* _What this task involves_: Rewrite each of the records below as a numbered list, leaving out blank lines.

** begin Working data **

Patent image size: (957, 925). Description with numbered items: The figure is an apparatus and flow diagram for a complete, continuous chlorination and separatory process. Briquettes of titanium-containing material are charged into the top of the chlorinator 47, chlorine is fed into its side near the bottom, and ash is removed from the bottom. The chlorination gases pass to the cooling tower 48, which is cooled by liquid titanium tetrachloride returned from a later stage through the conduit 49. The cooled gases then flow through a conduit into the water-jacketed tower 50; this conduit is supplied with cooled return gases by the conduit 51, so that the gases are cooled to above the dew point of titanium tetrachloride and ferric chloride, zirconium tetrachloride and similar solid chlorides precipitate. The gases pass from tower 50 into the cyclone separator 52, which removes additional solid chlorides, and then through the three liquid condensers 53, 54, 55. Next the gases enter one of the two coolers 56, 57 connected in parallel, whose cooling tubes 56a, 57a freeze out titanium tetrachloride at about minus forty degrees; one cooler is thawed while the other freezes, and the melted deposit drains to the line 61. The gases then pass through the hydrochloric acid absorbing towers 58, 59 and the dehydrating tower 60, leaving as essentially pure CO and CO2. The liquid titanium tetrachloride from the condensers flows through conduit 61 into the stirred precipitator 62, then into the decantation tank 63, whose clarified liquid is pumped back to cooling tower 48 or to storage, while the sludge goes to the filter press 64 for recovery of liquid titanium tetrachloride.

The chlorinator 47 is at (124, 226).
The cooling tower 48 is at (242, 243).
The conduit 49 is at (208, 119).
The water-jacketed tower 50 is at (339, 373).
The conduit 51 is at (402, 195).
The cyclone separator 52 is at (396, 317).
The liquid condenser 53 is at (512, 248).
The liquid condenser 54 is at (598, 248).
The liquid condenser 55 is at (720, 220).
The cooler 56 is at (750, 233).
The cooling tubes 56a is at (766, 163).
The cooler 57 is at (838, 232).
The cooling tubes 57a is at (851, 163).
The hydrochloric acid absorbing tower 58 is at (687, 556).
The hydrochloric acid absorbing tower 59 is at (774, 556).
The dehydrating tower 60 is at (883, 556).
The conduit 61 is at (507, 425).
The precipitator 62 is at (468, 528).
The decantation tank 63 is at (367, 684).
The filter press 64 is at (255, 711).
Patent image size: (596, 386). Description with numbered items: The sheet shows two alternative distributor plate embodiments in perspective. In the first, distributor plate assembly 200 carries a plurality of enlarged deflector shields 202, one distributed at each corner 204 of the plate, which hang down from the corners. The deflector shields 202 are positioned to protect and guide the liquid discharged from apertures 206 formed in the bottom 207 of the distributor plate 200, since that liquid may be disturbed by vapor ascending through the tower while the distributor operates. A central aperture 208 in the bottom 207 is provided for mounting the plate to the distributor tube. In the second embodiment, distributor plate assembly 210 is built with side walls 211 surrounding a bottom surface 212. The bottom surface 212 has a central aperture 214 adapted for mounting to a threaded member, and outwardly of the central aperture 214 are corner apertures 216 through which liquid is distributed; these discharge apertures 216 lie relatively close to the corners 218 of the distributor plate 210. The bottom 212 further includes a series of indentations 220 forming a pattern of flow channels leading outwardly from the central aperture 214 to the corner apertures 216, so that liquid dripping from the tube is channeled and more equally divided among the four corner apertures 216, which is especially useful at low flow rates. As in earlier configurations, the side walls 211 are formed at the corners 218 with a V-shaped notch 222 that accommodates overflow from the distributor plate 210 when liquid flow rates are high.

** end Working data **

* _Solution_:
1. Patent image size: (957, 925). Description with numbered items: The figure is an apparatus and flow diagram for a complete, continuous chlorination and separatory process. Briquettes of titanium-containing material are charged into the top of the chlorinator 47, chlorine is fed into its side near the bottom, and ash is removed from the bottom. The chlorination gases pass to the cooling tower 48, which is cooled by liquid titanium tetrachloride returned from a later stage through the conduit 49. The cooled gases then flow through a conduit into the water-jacketed tower 50; this conduit is supplied with cooled return gases by the conduit 51, so that the gases are cooled to above the dew point of titanium tetrachloride and ferric chloride, zirconium tetrachloride and similar solid chlorides precipitate. The gases pass from tower 50 into the cyclone separator 52, which removes additional solid chlorides, and then through the three liquid condensers 53, 54, 55. Next the gases enter one of the two coolers 56, 57 connected in parallel, whose cooling tubes 56a, 57a freeze out titanium tetrachloride at about minus forty degrees; one cooler is thawed while the other freezes, and the melted deposit drains to the line 61. The gases then pass through the hydrochloric acid absorbing towers 58, 59 and the dehydrating tower 60, leaving as essentially pure CO and CO2. The liquid titanium tetrachloride from the condensers flows through conduit 61 into the stirred precipitator 62, then into the decantation tank 63, whose clarified liquid is pumped back to cooling tower 48 or to storage, while the sludge goes to the filter press 64 for recovery of liquid titanium tetrachloride.
2. The chlorinator 47 is at (124, 226).
3. The cooling tower 48 is at (242, 243).
4. The conduit 49 is at (208, 119).
5. The water-jacketed tower 50 is at (339, 373).
6. The conduit 51 is at (402, 195).
7. The cyclone separator 52 is at (396, 317).
8. The liquid condenser 53 is at (512, 248).
9. The liquid condenser 54 is at (598, 248).
10. The liquid condenser 55 is at (720, 220).
11. The cooler 56 is at (750, 233).
12. The cooling tubes 56a is at (766, 163).
13. The cooler 57 is at (838, 232).
14. The cooling tubes 57a is at (851, 163).
15. The hydrochloric acid absorbing tower 58 is at (687, 556).
16. The hydrochloric acid absorbing tower 59 is at (774, 556).
17. The dehydrating tower 60 is at (883, 556).
18. The conduit 61 is at (507, 425).
19. The precipitator 62 is at (468, 528).
20. The decantation tank 63 is at (367, 684).
21. The filter press 64 is at (255, 711).
22. Patent image size: (596, 386). Description with numbered items: The sheet shows two alternative distributor plate embodiments in perspective. In the first, distributor plate assembly 200 carries a plurality of enlarged deflector shields 202, one distributed at each corner 204 of the plate, which hang down from the corners. The deflector shields 202 are positioned to protect and guide the liquid discharged from apertures 206 formed in the bottom 207 of the distributor plate 200, since that liquid may be disturbed by vapor ascending through the tower while the distributor operates. A central aperture 208 in the bottom 207 is provided for mounting the plate to the distributor tube. In the second embodiment, distributor plate assembly 210 is built with side walls 211 surrounding a bottom surface 212. The bottom surface 212 has a central aperture 214 adapted for mounting to a threaded member, and outwardly of the central aperture 214 are corner apertures 216 through which liquid is distributed; these discharge apertures 216 lie relatively close to the corners 218 of the distributor plate 210. The bottom 212 further includes a series of indentations 220 forming a pattern of flow channels leading outwardly from the central aperture 214 to the corner apertures 216, so that liquid dripping from the tube is channeled and more equally divided among the four corner apertures 216, which is especially useful at low flow rates. As in earlier configurations, the side walls 211 are formed at the corners 218 with a V-shaped notch 222 that accommodates overflow from the distributor plate 210 when liquid flow rates are high.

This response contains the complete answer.